→ TASK OBJECTIVE
Report all lines holding "name".

→ RECORDS SUPPLIED
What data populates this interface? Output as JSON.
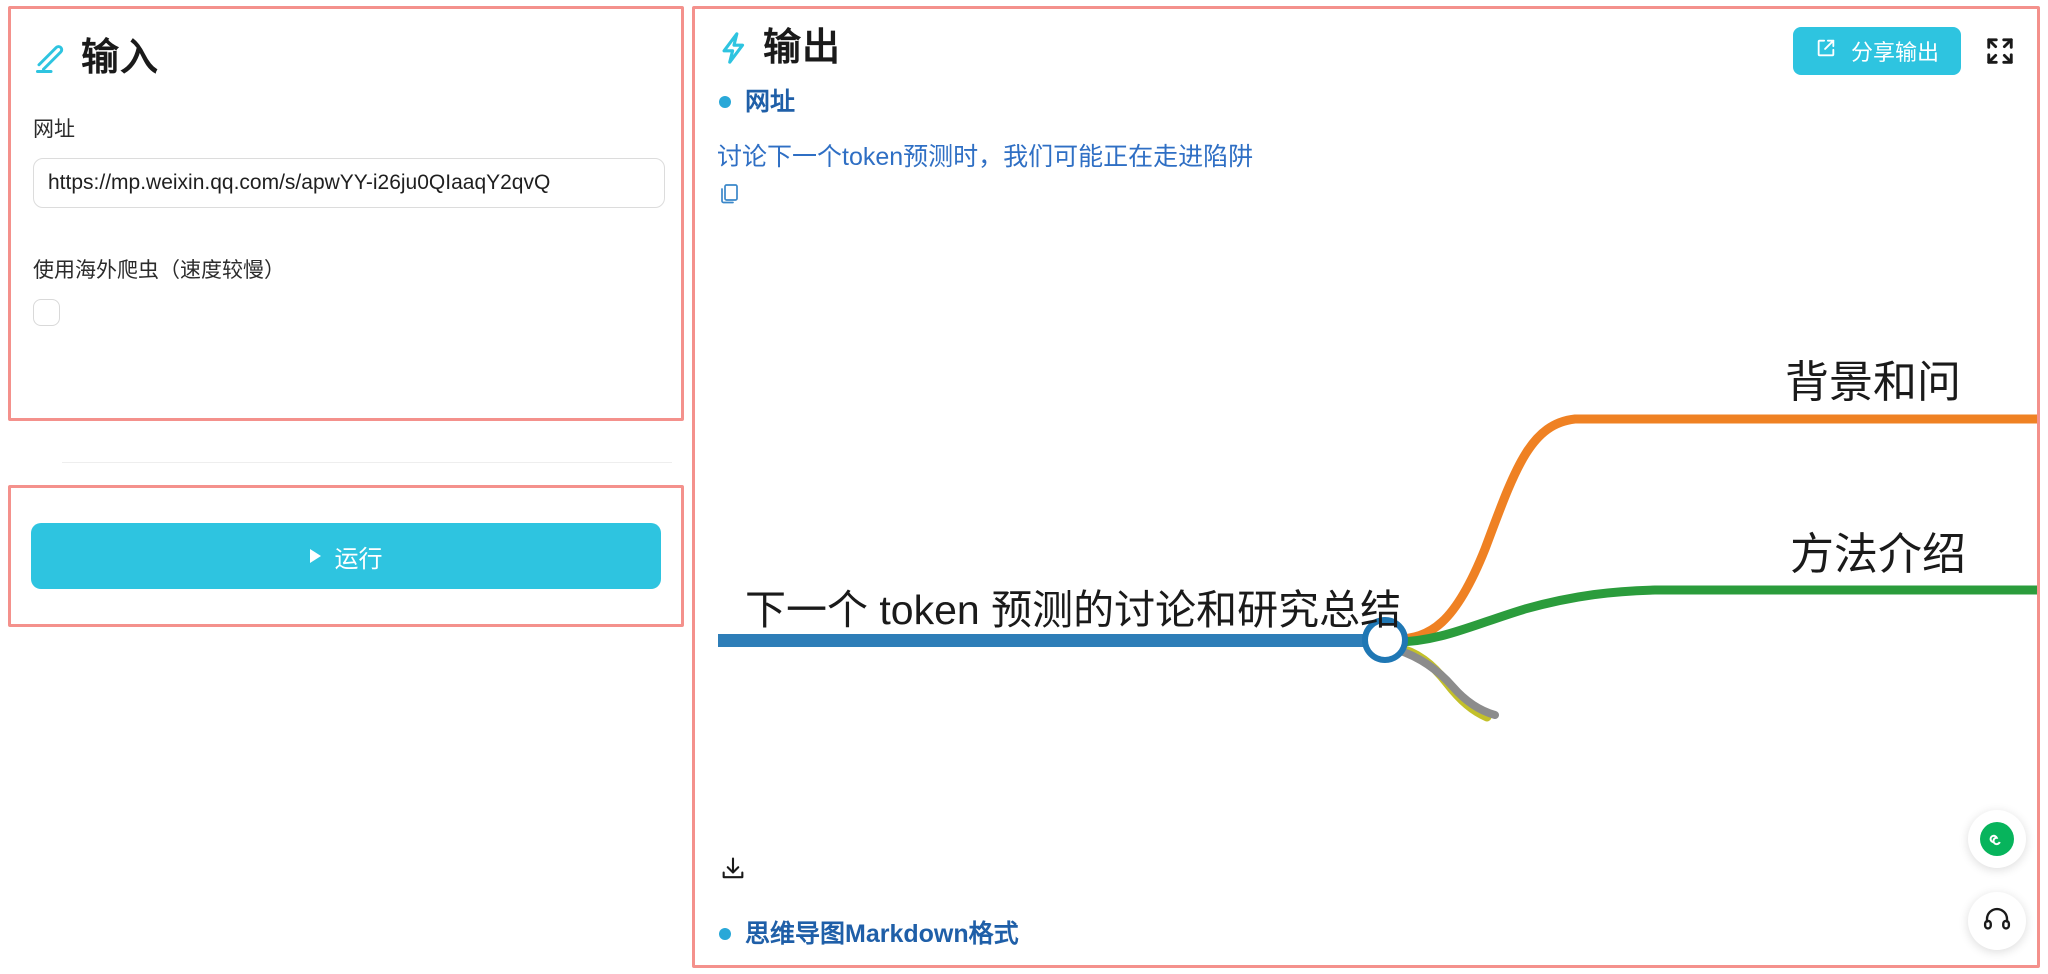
{
  "input_panel": {
    "icon": "pencil-icon",
    "title": "输入",
    "url_field": {
      "label": "网址",
      "value": "https://mp.weixin.qq.com/s/apwYY-i26ju0QIaaqY2qvQ",
      "placeholder": "网址"
    },
    "overseas_crawler": {
      "label": "使用海外爬虫（速度较慢）",
      "checked": false
    },
    "run_button": {
      "label": "运行",
      "icon": "play-icon"
    }
  },
  "output_panel": {
    "icon": "lightning-bolt-icon",
    "title": "输出",
    "share_button": {
      "label": "分享输出",
      "icon": "external-link-icon"
    },
    "expand_button": {
      "icon": "fullscreen-expand-icon"
    },
    "sections": [
      {
        "label": "网址"
      },
      {
        "label": "思维导图Markdown格式"
      }
    ],
    "result_title": "讨论下一个token预测时，我们可能正在走进陷阱",
    "copy_icon": "copy-icon",
    "download_icon": "download-icon"
  },
  "mindmap": {
    "root": "下一个 token 预测的讨论和研究总结",
    "branches": [
      {
        "label": "背景和问",
        "color": "#ef8123"
      },
      {
        "label": "方法介绍",
        "color": "#2b9c3c"
      },
      {
        "label": "",
        "color": "#c3c02a"
      },
      {
        "label": "",
        "color": "#8c8c8c"
      }
    ],
    "root_line_color": "#2e7eb8",
    "root_node_stroke": "#1f77b4"
  },
  "floating_buttons": [
    {
      "name": "wechat-miniprogram-button",
      "icon": "wechat-miniprogram-icon",
      "color": "#07b45c"
    },
    {
      "name": "support-button",
      "icon": "headphones-icon",
      "color": "#1a1a1a"
    }
  ],
  "colors": {
    "accent": "#2ec4e0",
    "highlight_border": "#f4918c",
    "link_blue": "#2f6fc4",
    "heading_blue": "#1f5fa8"
  }
}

→ EXERCISE SOLUTION
      "name": "wechat-miniprogram-button",
      "name": "support-button",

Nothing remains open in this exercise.